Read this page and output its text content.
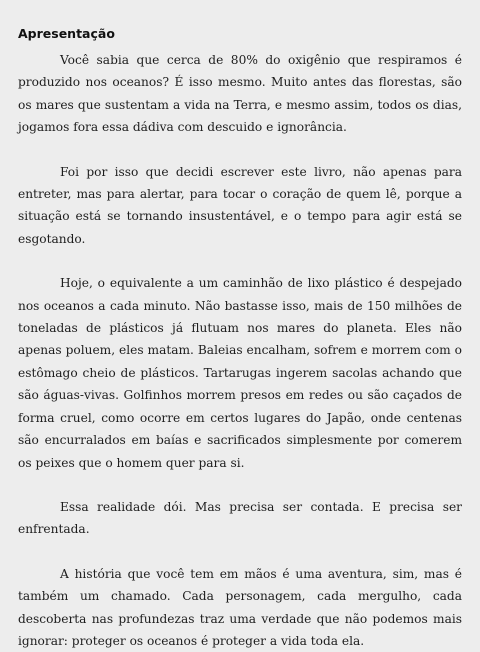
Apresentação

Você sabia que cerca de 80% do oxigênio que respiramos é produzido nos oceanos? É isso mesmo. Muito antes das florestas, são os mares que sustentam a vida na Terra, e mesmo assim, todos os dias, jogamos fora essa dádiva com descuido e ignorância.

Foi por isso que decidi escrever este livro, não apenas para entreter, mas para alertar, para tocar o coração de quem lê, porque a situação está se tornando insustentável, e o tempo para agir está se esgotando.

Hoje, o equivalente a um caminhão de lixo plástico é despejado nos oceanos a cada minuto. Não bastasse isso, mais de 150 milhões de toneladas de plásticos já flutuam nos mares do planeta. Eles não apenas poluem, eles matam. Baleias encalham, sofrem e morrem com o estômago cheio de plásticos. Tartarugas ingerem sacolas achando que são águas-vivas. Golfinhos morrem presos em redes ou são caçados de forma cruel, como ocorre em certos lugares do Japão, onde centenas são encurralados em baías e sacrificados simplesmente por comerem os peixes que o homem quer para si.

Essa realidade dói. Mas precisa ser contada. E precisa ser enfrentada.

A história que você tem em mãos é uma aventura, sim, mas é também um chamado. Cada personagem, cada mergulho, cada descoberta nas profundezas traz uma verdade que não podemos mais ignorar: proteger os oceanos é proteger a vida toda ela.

+++

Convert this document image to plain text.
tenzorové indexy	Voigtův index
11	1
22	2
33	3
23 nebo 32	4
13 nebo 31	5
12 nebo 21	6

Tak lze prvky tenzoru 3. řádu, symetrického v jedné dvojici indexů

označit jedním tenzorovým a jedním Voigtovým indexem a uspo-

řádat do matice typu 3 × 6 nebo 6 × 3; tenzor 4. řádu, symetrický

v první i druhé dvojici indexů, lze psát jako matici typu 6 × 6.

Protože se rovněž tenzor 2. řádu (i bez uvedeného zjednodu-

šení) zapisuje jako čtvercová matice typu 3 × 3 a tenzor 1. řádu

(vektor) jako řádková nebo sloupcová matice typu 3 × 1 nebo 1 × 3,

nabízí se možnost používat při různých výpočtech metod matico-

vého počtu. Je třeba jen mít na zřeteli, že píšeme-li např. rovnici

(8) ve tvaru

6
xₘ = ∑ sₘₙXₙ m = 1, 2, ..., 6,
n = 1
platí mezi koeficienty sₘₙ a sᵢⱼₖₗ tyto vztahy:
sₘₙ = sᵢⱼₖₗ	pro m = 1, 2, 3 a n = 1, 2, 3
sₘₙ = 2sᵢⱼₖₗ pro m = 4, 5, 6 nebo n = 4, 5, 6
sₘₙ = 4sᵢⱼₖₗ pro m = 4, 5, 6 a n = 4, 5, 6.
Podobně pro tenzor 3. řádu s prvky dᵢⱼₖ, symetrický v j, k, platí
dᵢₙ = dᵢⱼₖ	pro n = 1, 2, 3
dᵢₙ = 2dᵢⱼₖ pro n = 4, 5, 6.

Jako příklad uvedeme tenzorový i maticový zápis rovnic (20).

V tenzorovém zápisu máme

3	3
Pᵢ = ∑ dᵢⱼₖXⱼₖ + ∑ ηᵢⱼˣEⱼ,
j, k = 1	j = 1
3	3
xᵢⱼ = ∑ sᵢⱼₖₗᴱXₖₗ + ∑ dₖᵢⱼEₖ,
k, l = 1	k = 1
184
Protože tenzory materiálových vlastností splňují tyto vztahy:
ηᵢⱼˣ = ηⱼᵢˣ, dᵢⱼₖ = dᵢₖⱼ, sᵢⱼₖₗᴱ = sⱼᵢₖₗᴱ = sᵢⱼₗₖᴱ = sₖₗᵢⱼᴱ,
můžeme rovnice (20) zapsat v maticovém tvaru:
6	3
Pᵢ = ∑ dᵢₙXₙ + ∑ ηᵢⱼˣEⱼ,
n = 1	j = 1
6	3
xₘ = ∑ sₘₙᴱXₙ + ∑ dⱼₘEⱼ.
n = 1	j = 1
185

+++

▶ _Work to complete_
Report the number of lines above that contain the word "nebo", and only that number.

▶ _Response_
6